• [WRITTEN EXERCISE] Can you write out the whole listing exactly?

• [GIVEN ENTRIES]
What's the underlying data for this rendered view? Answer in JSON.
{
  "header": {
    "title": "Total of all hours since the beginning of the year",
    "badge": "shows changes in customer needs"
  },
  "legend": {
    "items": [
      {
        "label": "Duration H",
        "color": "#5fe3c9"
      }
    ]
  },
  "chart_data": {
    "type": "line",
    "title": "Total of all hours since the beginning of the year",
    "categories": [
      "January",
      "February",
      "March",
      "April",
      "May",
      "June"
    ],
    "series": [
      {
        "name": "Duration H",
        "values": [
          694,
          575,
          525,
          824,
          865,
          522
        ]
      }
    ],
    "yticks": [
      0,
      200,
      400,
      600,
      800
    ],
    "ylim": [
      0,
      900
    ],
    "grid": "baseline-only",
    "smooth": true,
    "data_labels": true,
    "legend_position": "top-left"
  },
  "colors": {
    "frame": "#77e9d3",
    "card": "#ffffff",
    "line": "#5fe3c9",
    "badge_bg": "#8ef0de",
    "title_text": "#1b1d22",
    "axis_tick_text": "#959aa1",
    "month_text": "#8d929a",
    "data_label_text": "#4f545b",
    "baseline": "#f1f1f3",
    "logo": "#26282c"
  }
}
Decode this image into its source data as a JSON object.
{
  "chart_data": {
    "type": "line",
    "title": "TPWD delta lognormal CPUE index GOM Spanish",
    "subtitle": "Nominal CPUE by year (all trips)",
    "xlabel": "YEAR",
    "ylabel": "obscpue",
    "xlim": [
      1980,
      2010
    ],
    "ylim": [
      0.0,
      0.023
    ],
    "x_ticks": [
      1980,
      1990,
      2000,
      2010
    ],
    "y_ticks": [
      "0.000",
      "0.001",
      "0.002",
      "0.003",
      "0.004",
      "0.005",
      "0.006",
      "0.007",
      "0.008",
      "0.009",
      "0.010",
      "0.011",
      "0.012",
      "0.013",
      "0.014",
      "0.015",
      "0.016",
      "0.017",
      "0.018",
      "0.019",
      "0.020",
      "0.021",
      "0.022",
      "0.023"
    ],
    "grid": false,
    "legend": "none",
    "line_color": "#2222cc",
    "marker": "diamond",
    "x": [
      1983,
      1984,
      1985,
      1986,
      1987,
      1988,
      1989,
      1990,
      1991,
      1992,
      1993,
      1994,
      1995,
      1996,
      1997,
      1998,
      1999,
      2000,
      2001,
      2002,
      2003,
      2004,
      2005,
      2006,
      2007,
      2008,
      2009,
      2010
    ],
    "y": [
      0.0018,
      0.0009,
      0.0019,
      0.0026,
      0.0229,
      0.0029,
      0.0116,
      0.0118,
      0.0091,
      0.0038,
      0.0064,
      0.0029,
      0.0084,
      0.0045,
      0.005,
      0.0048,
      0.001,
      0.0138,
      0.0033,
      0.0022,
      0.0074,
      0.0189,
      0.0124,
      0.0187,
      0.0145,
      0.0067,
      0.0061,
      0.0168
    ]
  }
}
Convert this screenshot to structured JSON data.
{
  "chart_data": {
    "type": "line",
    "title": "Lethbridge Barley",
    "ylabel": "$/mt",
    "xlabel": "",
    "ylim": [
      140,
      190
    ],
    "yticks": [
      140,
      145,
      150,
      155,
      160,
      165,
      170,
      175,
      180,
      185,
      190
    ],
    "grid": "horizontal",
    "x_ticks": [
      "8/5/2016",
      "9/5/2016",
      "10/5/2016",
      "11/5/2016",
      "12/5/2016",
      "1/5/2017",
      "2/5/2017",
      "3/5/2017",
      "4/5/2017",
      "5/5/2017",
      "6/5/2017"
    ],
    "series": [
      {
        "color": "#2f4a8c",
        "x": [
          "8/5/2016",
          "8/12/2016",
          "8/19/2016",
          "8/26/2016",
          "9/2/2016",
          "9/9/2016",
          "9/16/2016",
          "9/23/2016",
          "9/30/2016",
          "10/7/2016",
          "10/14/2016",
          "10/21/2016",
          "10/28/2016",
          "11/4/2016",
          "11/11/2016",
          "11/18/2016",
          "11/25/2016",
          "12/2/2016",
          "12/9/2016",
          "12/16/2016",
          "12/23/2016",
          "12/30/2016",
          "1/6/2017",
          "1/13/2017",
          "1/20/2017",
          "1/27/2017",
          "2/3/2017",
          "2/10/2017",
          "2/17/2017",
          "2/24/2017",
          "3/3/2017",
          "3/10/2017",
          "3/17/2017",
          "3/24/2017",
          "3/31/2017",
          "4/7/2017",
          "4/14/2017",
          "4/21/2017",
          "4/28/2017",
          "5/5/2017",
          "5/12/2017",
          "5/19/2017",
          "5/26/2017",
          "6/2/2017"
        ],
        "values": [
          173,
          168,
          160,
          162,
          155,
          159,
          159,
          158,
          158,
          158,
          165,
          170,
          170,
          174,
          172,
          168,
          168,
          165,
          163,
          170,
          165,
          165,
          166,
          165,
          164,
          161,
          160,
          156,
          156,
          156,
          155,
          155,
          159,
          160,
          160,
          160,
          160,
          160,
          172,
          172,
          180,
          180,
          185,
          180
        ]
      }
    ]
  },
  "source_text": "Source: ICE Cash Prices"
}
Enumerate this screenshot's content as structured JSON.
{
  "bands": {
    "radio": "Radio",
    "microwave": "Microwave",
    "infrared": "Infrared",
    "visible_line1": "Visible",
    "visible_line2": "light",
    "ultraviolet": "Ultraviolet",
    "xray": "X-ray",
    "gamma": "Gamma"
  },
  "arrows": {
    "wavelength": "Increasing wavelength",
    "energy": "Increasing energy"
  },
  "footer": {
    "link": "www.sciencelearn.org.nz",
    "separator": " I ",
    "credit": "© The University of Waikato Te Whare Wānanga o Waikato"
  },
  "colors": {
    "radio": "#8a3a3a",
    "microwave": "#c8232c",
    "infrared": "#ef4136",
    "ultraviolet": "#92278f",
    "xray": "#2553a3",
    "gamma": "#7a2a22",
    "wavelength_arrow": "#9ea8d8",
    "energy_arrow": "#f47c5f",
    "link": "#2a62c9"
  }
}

• [TASK RESPONSE]
What's the underlying data for this rendered view? Answer in JSON.
{
  "header": {
    "title": "Total of all hours since the beginning of the year",
    "badge": "shows changes in customer needs"
  },
  "legend": {
    "items": [
      {
        "label": "Duration H",
        "color": "#5fe3c9"
      }
    ]
  },
  "chart_data": {
    "type": "line",
    "title": "Total of all hours since the beginning of the year",
    "categories": [
      "January",
      "February",
      "March",
      "April",
      "May",
      "June"
    ],
    "series": [
      {
        "name": "Duration H",
        "values": [
          694,
          575,
          525,
          824,
          865,
          522
        ]
      }
    ],
    "yticks": [
      0,
      200,
      400,
      600,
      800
    ],
    "ylim": [
      0,
      900
    ],
    "grid": "baseline-only",
    "smooth": true,
    "data_labels": true,
    "legend_position": "top-left"
  },
  "colors": {
    "frame": "#77e9d3",
    "card": "#ffffff",
    "line": "#5fe3c9",
    "badge_bg": "#8ef0de",
    "title_text": "#1b1d22",
    "axis_tick_text": "#959aa1",
    "month_text": "#8d929a",
    "data_label_text": "#4f545b",
    "baseline": "#f1f1f3",
    "logo": "#26282c"
  }
}
Decode this image into its source data as a JSON object.
{
  "chart_data": {
    "type": "line",
    "title": "TPWD delta lognormal CPUE index GOM Spanish",
    "subtitle": "Nominal CPUE by year (all trips)",
    "xlabel": "YEAR",
    "ylabel": "obscpue",
    "xlim": [
      1980,
      2010
    ],
    "ylim": [
      0.0,
      0.023
    ],
    "x_ticks": [
      1980,
      1990,
      2000,
      2010
    ],
    "y_ticks": [
      "0.000",
      "0.001",
      "0.002",
      "0.003",
      "0.004",
      "0.005",
      "0.006",
      "0.007",
      "0.008",
      "0.009",
      "0.010",
      "0.011",
      "0.012",
      "0.013",
      "0.014",
      "0.015",
      "0.016",
      "0.017",
      "0.018",
      "0.019",
      "0.020",
      "0.021",
      "0.022",
      "0.023"
    ],
    "grid": false,
    "legend": "none",
    "line_color": "#2222cc",
    "marker": "diamond",
    "x": [
      1983,
      1984,
      1985,
      1986,
      1987,
      1988,
      1989,
      1990,
      1991,
      1992,
      1993,
      1994,
      1995,
      1996,
      1997,
      1998,
      1999,
      2000,
      2001,
      2002,
      2003,
      2004,
      2005,
      2006,
      2007,
      2008,
      2009,
      2010
    ],
    "y": [
      0.0018,
      0.0009,
      0.0019,
      0.0026,
      0.0229,
      0.0029,
      0.0116,
      0.0118,
      0.0091,
      0.0038,
      0.0064,
      0.0029,
      0.0084,
      0.0045,
      0.005,
      0.0048,
      0.001,
      0.0138,
      0.0033,
      0.0022,
      0.0074,
      0.0189,
      0.0124,
      0.0187,
      0.0145,
      0.0067,
      0.0061,
      0.0168
    ]
  }
}
Convert this screenshot to structured JSON data.
{
  "chart_data": {
    "type": "line",
    "title": "Lethbridge Barley",
    "ylabel": "$/mt",
    "xlabel": "",
    "ylim": [
      140,
      190
    ],
    "yticks": [
      140,
      145,
      150,
      155,
      160,
      165,
      170,
      175,
      180,
      185,
      190
    ],
    "grid": "horizontal",
    "x_ticks": [
      "8/5/2016",
      "9/5/2016",
      "10/5/2016",
      "11/5/2016",
      "12/5/2016",
      "1/5/2017",
      "2/5/2017",
      "3/5/2017",
      "4/5/2017",
      "5/5/2017",
      "6/5/2017"
    ],
    "series": [
      {
        "color": "#2f4a8c",
        "x": [
          "8/5/2016",
          "8/12/2016",
          "8/19/2016",
          "8/26/2016",
          "9/2/2016",
          "9/9/2016",
          "9/16/2016",
          "9/23/2016",
          "9/30/2016",
          "10/7/2016",
          "10/14/2016",
          "10/21/2016",
          "10/28/2016",
          "11/4/2016",
          "11/11/2016",
          "11/18/2016",
          "11/25/2016",
          "12/2/2016",
          "12/9/2016",
          "12/16/2016",
          "12/23/2016",
          "12/30/2016",
          "1/6/2017",
          "1/13/2017",
          "1/20/2017",
          "1/27/2017",
          "2/3/2017",
          "2/10/2017",
          "2/17/2017",
          "2/24/2017",
          "3/3/2017",
          "3/10/2017",
          "3/17/2017",
          "3/24/2017",
          "3/31/2017",
          "4/7/2017",
          "4/14/2017",
          "4/21/2017",
          "4/28/2017",
          "5/5/2017",
          "5/12/2017",
          "5/19/2017",
          "5/26/2017",
          "6/2/2017"
        ],
        "values": [
          173,
          168,
          160,
          162,
          155,
          159,
          159,
          158,
          158,
          158,
          165,
          170,
          170,
          174,
          172,
          168,
          168,
          165,
          163,
          170,
          165,
          165,
          166,
          165,
          164,
          161,
          160,
          156,
          156,
          156,
          155,
          155,
          159,
          160,
          160,
          160,
          160,
          160,
          172,
          172,
          180,
          180,
          185,
          180
        ]
      }
    ]
  },
  "source_text": "Source: ICE Cash Prices"
}
Enumerate this screenshot's content as structured JSON.
{
  "bands": {
    "radio": "Radio",
    "microwave": "Microwave",
    "infrared": "Infrared",
    "visible_line1": "Visible",
    "visible_line2": "light",
    "ultraviolet": "Ultraviolet",
    "xray": "X-ray",
    "gamma": "Gamma"
  },
  "arrows": {
    "wavelength": "Increasing wavelength",
    "energy": "Increasing energy"
  },
  "footer": {
    "link": "www.sciencelearn.org.nz",
    "separator": " I ",
    "credit": "© The University of Waikato Te Whare Wānanga o Waikato"
  },
  "colors": {
    "radio": "#8a3a3a",
    "microwave": "#c8232c",
    "infrared": "#ef4136",
    "ultraviolet": "#92278f",
    "xray": "#2553a3",
    "gamma": "#7a2a22",
    "wavelength_arrow": "#9ea8d8",
    "energy_arrow": "#f47c5f",
    "link": "#2a62c9"
  }
}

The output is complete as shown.